• _TASK_: Reproduce the records below exactly, leaving out any pictures.

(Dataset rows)
_ _ _ _ _ _ _
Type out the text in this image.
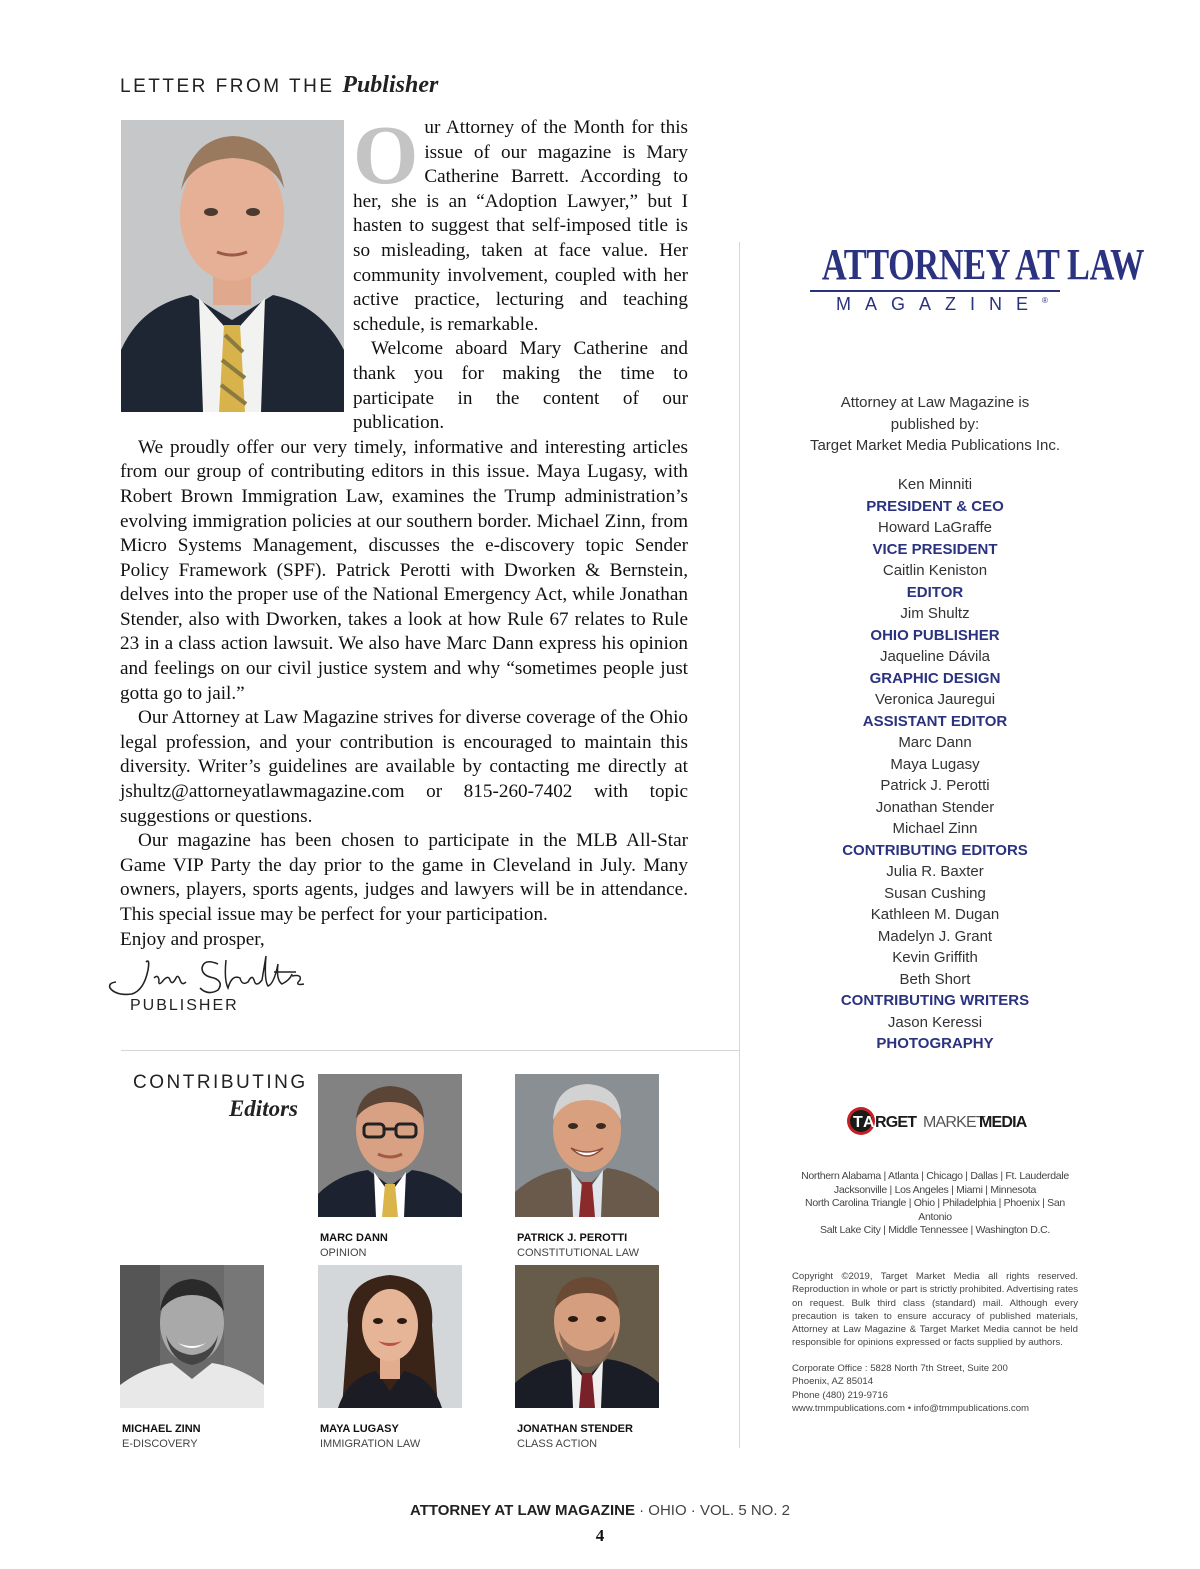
LETTER FROM THE Publisher

Our Attorney of the Month for this issue of our magazine is Mary Catherine Barrett. According to her, she is an “Adoption Lawyer,” but I hasten to suggest that self-imposed title is so misleading, taken at face value. Her community involvement, coupled with her active practice, lecturing and teaching schedule, is remarkable.

Welcome aboard Mary Catherine and thank you for making the time to participate in the content of our publication.

We proudly offer our very timely, informative and interesting articles from our group of contributing editors in this issue. Maya Lugasy, with Robert Brown Immigration Law, examines the Trump administration’s evolving immigration policies at our southern border. Michael Zinn, from Micro Systems Management, discusses the e-discovery topic Sender Policy Framework (SPF). Patrick Perotti with Dworken & Bernstein, delves into the proper use of the National Emergency Act, while Jonathan Stender, also with Dworken, takes a look at how Rule 67 relates to Rule 23 in a class action lawsuit. We also have Marc Dann express his opinion and feelings on our civil justice system and why “sometimes people just gotta go to jail.”

Our Attorney at Law Magazine strives for diverse coverage of the Ohio legal profession, and your contribution is encouraged to maintain this diversity. Writer’s guidelines are available by contacting me directly at jshultz@attorneyatlawmagazine.com or 815-260-7402 with topic suggestions or questions.

Our magazine has been chosen to participate in the MLB All-Star Game VIP Party the day prior to the game in Cleveland in July. Many owners, players, sports agents, judges and lawyers will be in attendance. This special issue may be perfect for your participation.

Enjoy and prosper,

PUBLISHER
CONTRIBUTING
Editors
MARC DANN
OPINION
PATRICK J. PEROTTI
CONSTITUTIONAL LAW
MICHAEL ZINN
E-DISCOVERY
MAYA LUGASY
IMMIGRATION LAW
JONATHAN STENDER
CLASS ACTION
ATTORNEY AT LAW
MAGAZINE®
Attorney at Law Magazine is
published by:
Target Market Media Publications Inc.
Ken Minniti
PRESIDENT & CEO
Howard LaGraffe
VICE PRESIDENT
Caitlin Keniston
EDITOR
Jim Shultz
OHIO PUBLISHER
Jaqueline Dávila
GRAPHIC DESIGN
Veronica Jauregui
ASSISTANT EDITOR
Marc Dann
Maya Lugasy
Patrick J. Perotti
Jonathan Stender
Michael Zinn
CONTRIBUTING EDITORS
Julia R. Baxter
Susan Cushing
Kathleen M. Dugan
Madelyn J. Grant
Kevin Griffith
Beth Short
CONTRIBUTING WRITERS
Jason Keressi
PHOTOGRAPHY
T A RGET MARKET
MEDIA
Northern Alabama | Atlanta | Chicago | Dallas | Ft. Lauderdale
Jacksonville | Los Angeles | Miami | Minnesota
North Carolina Triangle | Ohio | Philadelphia | Phoenix | San Antonio
Salt Lake City | Middle Tennessee | Washington D.C.
Copyright ©2019, Target Market Media all rights reserved. Reproduction in whole or part is strictly prohibited. Advertising rates on request. Bulk third class (standard) mail. Although every precaution is taken to ensure accuracy of published materials, Attorney at Law Magazine & Target Market Media cannot be held responsible for opinions expressed or facts supplied by authors.
Corporate Office : 5828 North 7th Street, Suite 200
Phoenix, AZ 85014
Phone (480) 219-9716
www.tmmpublications.com • info@tmmpublications.com
ATTORNEY AT LAW MAGAZINE · OHIO · VOL. 5 NO. 2
4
_ _ _ _ _ _ _
• _TASK RESPONSE_:
Type out the text in this image.
LETTER FROM THE Publisher

Our Attorney of the Month for this issue of our magazine is Mary Catherine Barrett. According to her, she is an “Adoption Lawyer,” but I hasten to suggest that self-imposed title is so misleading, taken at face value. Her community involvement, coupled with her active practice, lecturing and teaching schedule, is remarkable.

Welcome aboard Mary Catherine and thank you for making the time to participate in the content of our publication.

We proudly offer our very timely, informative and interesting articles from our group of contributing editors in this issue. Maya Lugasy, with Robert Brown Immigration Law, examines the Trump administration’s evolving immigration policies at our southern border. Michael Zinn, from Micro Systems Management, discusses the e-discovery topic Sender Policy Framework (SPF). Patrick Perotti with Dworken & Bernstein, delves into the proper use of the National Emergency Act, while Jonathan Stender, also with Dworken, takes a look at how Rule 67 relates to Rule 23 in a class action lawsuit. We also have Marc Dann express his opinion and feelings on our civil justice system and why “sometimes people just gotta go to jail.”

Our Attorney at Law Magazine strives for diverse coverage of the Ohio legal profession, and your contribution is encouraged to maintain this diversity. Writer’s guidelines are available by contacting me directly at jshultz@attorneyatlawmagazine.com or 815-260-7402 with topic suggestions or questions.

Our magazine has been chosen to participate in the MLB All-Star Game VIP Party the day prior to the game in Cleveland in July. Many owners, players, sports agents, judges and lawyers will be in attendance. This special issue may be perfect for your participation.

Enjoy and prosper,

PUBLISHER
CONTRIBUTING
Editors
MARC DANN
OPINION
PATRICK J. PEROTTI
CONSTITUTIONAL LAW
MICHAEL ZINN
E-DISCOVERY
MAYA LUGASY
IMMIGRATION LAW
JONATHAN STENDER
CLASS ACTION
ATTORNEY AT LAW
MAGAZINE®
Attorney at Law Magazine is
published by:
Target Market Media Publications Inc.
Ken Minniti
PRESIDENT & CEO
Howard LaGraffe
VICE PRESIDENT
Caitlin Keniston
EDITOR
Jim Shultz
OHIO PUBLISHER
Jaqueline Dávila
GRAPHIC DESIGN
Veronica Jauregui
ASSISTANT EDITOR
Marc Dann
Maya Lugasy
Patrick J. Perotti
Jonathan Stender
Michael Zinn
CONTRIBUTING EDITORS
Julia R. Baxter
Susan Cushing
Kathleen M. Dugan
Madelyn J. Grant
Kevin Griffith
Beth Short
CONTRIBUTING WRITERS
Jason Keressi
PHOTOGRAPHY
T A RGET MARKET
MEDIA
Northern Alabama | Atlanta | Chicago | Dallas | Ft. Lauderdale
Jacksonville | Los Angeles | Miami | Minnesota
North Carolina Triangle | Ohio | Philadelphia | Phoenix | San Antonio
Salt Lake City | Middle Tennessee | Washington D.C.
Copyright ©2019, Target Market Media all rights reserved. Reproduction in whole or part is strictly prohibited. Advertising rates on request. Bulk third class (standard) mail. Although every precaution is taken to ensure accuracy of published materials, Attorney at Law Magazine & Target Market Media cannot be held responsible for opinions expressed or facts supplied by authors.
Corporate Office : 5828 North 7th Street, Suite 200
Phoenix, AZ 85014
Phone (480) 219-9716
www.tmmpublications.com • info@tmmpublications.com
ATTORNEY AT LAW MAGAZINE · OHIO · VOL. 5 NO. 2
4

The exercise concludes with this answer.